▶ TASK INSTRUCTIONS:
Show every line in the records below that contains the word "screenshot".

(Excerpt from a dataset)
....

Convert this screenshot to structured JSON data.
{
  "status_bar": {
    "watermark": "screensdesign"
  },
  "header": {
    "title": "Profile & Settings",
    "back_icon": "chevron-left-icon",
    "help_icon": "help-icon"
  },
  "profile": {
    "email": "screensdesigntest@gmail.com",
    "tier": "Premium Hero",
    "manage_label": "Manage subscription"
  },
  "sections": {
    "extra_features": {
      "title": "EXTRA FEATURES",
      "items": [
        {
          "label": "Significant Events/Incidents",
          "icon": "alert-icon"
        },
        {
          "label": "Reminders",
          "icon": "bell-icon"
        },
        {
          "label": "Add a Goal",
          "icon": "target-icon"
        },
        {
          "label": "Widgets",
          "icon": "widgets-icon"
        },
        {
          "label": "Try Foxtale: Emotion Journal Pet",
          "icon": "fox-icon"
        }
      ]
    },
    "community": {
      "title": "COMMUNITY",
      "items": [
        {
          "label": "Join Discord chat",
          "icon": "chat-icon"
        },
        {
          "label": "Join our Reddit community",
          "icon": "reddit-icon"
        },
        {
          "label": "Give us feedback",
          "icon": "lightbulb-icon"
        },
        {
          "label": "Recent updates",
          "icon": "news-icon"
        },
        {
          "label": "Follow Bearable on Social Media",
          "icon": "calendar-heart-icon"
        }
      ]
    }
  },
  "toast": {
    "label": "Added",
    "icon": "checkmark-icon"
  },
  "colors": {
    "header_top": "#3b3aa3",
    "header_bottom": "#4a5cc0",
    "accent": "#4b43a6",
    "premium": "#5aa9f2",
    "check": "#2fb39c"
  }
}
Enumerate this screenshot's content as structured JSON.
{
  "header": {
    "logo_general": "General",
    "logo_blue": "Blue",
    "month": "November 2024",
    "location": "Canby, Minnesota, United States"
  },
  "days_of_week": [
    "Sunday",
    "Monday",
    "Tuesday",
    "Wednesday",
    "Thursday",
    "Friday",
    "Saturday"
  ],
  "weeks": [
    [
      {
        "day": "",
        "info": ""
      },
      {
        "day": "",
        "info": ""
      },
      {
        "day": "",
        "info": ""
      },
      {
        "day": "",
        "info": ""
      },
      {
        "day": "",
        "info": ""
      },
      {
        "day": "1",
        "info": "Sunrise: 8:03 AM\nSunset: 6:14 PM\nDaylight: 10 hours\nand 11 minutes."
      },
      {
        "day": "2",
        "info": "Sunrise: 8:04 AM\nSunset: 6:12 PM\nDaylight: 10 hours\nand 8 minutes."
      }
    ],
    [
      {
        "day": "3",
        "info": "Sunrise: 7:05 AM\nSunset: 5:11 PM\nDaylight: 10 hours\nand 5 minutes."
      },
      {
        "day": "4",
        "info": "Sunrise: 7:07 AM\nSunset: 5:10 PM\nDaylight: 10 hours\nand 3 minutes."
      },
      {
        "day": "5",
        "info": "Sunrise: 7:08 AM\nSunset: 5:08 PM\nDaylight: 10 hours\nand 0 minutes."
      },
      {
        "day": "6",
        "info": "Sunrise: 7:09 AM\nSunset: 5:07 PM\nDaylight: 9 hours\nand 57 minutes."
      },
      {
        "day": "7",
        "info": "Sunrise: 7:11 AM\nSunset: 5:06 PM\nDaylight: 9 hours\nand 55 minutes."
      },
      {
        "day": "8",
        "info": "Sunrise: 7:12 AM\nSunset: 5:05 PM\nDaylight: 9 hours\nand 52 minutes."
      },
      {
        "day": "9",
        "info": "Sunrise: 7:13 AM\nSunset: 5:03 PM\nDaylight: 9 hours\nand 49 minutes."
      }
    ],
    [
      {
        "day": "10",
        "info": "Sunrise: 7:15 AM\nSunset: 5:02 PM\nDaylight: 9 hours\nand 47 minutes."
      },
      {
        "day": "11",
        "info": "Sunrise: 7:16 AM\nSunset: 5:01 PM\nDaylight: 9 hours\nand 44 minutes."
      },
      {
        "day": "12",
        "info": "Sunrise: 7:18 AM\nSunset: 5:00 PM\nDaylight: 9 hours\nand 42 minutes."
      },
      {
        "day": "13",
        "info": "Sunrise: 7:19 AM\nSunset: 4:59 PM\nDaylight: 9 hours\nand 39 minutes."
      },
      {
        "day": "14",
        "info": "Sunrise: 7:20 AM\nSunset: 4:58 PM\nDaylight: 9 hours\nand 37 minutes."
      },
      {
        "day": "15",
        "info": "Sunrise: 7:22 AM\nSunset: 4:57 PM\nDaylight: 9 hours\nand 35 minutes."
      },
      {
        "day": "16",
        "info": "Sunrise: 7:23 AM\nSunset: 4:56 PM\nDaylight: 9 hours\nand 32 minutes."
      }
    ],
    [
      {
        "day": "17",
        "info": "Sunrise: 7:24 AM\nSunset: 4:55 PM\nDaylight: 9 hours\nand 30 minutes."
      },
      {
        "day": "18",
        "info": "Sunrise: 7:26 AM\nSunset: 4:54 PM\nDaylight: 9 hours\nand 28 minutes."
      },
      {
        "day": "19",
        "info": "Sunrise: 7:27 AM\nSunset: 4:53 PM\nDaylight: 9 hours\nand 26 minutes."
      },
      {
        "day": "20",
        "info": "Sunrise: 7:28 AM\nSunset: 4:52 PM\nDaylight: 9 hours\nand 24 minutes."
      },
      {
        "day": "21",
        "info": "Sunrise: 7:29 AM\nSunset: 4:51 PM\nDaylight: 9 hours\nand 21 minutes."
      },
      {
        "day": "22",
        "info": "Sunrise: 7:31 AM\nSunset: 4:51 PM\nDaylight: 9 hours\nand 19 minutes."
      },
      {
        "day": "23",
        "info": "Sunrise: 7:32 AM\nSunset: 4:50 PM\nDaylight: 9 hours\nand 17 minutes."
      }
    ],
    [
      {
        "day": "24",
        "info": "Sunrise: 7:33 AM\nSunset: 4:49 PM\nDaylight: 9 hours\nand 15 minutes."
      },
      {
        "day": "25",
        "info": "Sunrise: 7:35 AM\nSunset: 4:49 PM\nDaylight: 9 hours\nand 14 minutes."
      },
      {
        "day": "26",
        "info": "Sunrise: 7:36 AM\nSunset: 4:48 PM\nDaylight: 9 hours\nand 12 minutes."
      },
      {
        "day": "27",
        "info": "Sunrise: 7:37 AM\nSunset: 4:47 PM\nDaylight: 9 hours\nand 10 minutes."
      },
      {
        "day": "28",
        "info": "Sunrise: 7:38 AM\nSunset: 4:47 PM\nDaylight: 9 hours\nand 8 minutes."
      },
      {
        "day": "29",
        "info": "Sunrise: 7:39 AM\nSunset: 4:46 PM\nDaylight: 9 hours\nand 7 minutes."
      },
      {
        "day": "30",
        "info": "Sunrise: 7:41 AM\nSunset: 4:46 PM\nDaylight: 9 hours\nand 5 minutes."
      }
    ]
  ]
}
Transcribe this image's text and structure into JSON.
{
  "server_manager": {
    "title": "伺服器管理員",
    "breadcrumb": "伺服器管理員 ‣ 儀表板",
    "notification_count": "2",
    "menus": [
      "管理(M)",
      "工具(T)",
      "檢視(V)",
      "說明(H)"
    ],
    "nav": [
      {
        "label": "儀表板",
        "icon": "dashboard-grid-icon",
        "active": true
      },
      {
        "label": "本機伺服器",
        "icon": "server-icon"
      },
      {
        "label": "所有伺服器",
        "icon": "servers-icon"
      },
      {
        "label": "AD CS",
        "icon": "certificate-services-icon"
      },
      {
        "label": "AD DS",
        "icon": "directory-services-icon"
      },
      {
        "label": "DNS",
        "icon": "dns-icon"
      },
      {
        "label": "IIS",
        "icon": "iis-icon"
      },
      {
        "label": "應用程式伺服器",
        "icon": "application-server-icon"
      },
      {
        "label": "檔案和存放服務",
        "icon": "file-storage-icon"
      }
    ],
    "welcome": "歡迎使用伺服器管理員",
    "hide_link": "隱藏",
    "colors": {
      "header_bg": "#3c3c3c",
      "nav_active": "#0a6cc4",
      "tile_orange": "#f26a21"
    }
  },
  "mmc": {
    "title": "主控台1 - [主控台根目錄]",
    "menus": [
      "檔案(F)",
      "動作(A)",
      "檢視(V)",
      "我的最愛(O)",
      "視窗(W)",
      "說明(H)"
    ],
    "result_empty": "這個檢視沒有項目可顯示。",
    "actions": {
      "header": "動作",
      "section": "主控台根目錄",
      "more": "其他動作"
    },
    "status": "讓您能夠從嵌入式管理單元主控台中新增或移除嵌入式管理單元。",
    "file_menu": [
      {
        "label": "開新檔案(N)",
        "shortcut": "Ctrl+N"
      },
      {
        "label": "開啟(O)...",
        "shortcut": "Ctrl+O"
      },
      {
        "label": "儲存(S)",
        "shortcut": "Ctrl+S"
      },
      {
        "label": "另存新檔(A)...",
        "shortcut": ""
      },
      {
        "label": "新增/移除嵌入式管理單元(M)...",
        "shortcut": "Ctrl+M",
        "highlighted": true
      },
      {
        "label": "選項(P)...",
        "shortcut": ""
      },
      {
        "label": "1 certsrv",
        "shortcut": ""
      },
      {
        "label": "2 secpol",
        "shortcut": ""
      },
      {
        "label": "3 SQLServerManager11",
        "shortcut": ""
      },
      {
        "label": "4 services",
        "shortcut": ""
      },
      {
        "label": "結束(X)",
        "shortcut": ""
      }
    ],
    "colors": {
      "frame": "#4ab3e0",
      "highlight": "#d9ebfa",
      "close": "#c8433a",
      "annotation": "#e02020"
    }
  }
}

....

▶ FULL ANSWER:
Convert this screenshot to structured JSON data.
Enumerate this screenshot's content as structured JSON.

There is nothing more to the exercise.